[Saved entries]
begin

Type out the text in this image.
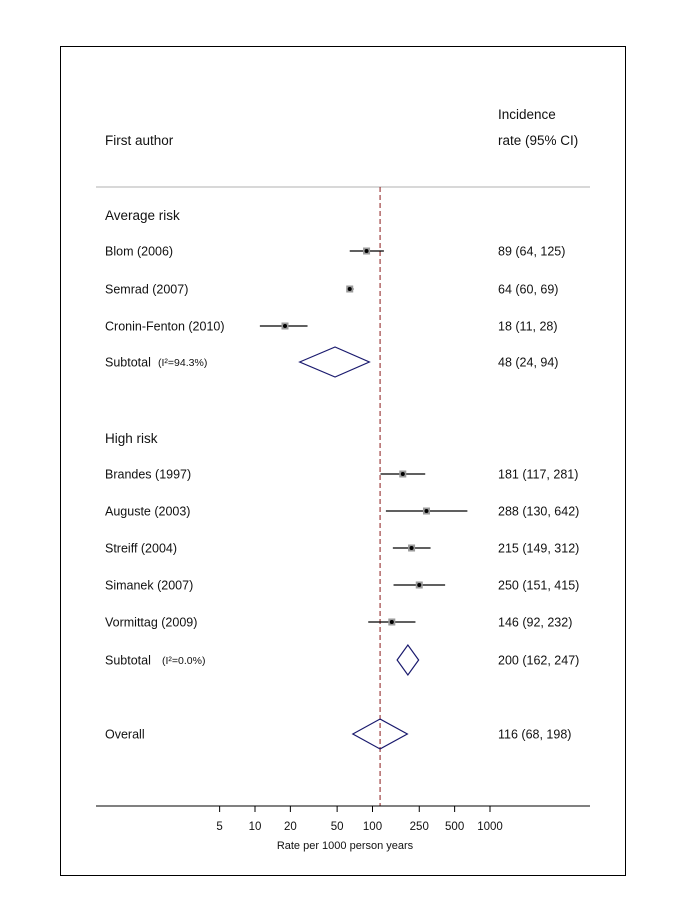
First author
Incidence
rate (95% CI)
Average risk
Blom (2006)	89 (64, 125)
Semrad (2007)	64 (60, 69)
Cronin-Fenton (2010)	18 (11, 28)
Subtotal (I²=94.3%)	48 (24, 94)
High risk
Brandes (1997)	181 (117, 281)
Auguste (2003)	288 (130, 642)
Streiff (2004)	215 (149, 312)
Simanek (2007)	250 (151, 415)
Vormittag (2009)	146 (92, 232)
Subtotal (I²=0.0%)	200 (162, 247)
Overall	116 (68, 198)
5 10 20	50 100 250 500 1000
Rate per 1000 person years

end

* Stated problem *
Copy out every line of the material above that mentions the word "Subtotal".

* Exercise solution *
Subtotal (I²=94.3%)	48 (24, 94)
Subtotal (I²=0.0%)	200 (162, 247)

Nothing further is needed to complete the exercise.